TASK INSTRUCTIONS. Every entry needs to be reproduced exactly.

AVAILABLE DATA.
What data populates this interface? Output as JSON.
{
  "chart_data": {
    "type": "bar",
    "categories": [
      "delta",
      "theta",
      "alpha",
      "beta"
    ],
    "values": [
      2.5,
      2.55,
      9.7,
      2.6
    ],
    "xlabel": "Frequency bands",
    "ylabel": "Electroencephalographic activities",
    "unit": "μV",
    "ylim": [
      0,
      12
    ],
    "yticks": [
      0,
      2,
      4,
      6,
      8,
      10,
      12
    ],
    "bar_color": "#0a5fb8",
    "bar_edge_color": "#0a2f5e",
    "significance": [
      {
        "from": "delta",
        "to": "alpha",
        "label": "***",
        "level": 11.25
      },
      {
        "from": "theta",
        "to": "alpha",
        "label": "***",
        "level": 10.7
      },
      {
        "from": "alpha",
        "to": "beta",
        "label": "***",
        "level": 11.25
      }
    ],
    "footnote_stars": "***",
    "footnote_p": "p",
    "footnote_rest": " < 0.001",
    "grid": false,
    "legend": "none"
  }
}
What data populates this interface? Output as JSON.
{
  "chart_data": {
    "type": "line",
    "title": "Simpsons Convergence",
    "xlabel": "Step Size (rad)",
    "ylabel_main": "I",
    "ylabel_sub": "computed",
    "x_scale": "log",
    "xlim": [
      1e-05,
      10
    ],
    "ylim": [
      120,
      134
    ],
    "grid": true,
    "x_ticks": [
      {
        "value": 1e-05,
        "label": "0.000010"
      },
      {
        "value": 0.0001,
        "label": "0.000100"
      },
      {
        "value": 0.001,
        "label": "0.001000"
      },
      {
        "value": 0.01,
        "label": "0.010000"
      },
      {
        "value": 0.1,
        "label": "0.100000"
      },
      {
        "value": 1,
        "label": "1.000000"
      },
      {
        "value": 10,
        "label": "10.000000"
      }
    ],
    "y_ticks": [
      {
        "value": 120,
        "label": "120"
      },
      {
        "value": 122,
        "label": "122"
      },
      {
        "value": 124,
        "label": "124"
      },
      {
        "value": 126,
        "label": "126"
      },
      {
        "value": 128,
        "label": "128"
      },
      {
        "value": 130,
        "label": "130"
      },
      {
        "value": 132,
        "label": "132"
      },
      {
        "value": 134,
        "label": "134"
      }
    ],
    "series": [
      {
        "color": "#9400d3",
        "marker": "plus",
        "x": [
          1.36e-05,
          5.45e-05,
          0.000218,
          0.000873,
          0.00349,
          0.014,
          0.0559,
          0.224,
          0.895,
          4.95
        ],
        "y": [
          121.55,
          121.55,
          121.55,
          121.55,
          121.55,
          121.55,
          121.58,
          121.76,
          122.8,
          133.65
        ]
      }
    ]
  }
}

CORRECT RESULT.
What data populates this interface? Output as JSON.
{
  "chart_data": {
    "type": "bar",
    "categories": [
      "delta",
      "theta",
      "alpha",
      "beta"
    ],
    "values": [
      2.5,
      2.55,
      9.7,
      2.6
    ],
    "xlabel": "Frequency bands",
    "ylabel": "Electroencephalographic activities",
    "unit": "μV",
    "ylim": [
      0,
      12
    ],
    "yticks": [
      0,
      2,
      4,
      6,
      8,
      10,
      12
    ],
    "bar_color": "#0a5fb8",
    "bar_edge_color": "#0a2f5e",
    "significance": [
      {
        "from": "delta",
        "to": "alpha",
        "label": "***",
        "level": 11.25
      },
      {
        "from": "theta",
        "to": "alpha",
        "label": "***",
        "level": 10.7
      },
      {
        "from": "alpha",
        "to": "beta",
        "label": "***",
        "level": 11.25
      }
    ],
    "footnote_stars": "***",
    "footnote_p": "p",
    "footnote_rest": " < 0.001",
    "grid": false,
    "legend": "none"
  }
}
What data populates this interface? Output as JSON.
{
  "chart_data": {
    "type": "line",
    "title": "Simpsons Convergence",
    "xlabel": "Step Size (rad)",
    "ylabel_main": "I",
    "ylabel_sub": "computed",
    "x_scale": "log",
    "xlim": [
      1e-05,
      10
    ],
    "ylim": [
      120,
      134
    ],
    "grid": true,
    "x_ticks": [
      {
        "value": 1e-05,
        "label": "0.000010"
      },
      {
        "value": 0.0001,
        "label": "0.000100"
      },
      {
        "value": 0.001,
        "label": "0.001000"
      },
      {
        "value": 0.01,
        "label": "0.010000"
      },
      {
        "value": 0.1,
        "label": "0.100000"
      },
      {
        "value": 1,
        "label": "1.000000"
      },
      {
        "value": 10,
        "label": "10.000000"
      }
    ],
    "y_ticks": [
      {
        "value": 120,
        "label": "120"
      },
      {
        "value": 122,
        "label": "122"
      },
      {
        "value": 124,
        "label": "124"
      },
      {
        "value": 126,
        "label": "126"
      },
      {
        "value": 128,
        "label": "128"
      },
      {
        "value": 130,
        "label": "130"
      },
      {
        "value": 132,
        "label": "132"
      },
      {
        "value": 134,
        "label": "134"
      }
    ],
    "series": [
      {
        "color": "#9400d3",
        "marker": "plus",
        "x": [
          1.36e-05,
          5.45e-05,
          0.000218,
          0.000873,
          0.00349,
          0.014,
          0.0559,
          0.224,
          0.895,
          4.95
        ],
        "y": [
          121.55,
          121.55,
          121.55,
          121.55,
          121.55,
          121.55,
          121.58,
          121.76,
          122.8,
          133.65
        ]
      }
    ]
  }
}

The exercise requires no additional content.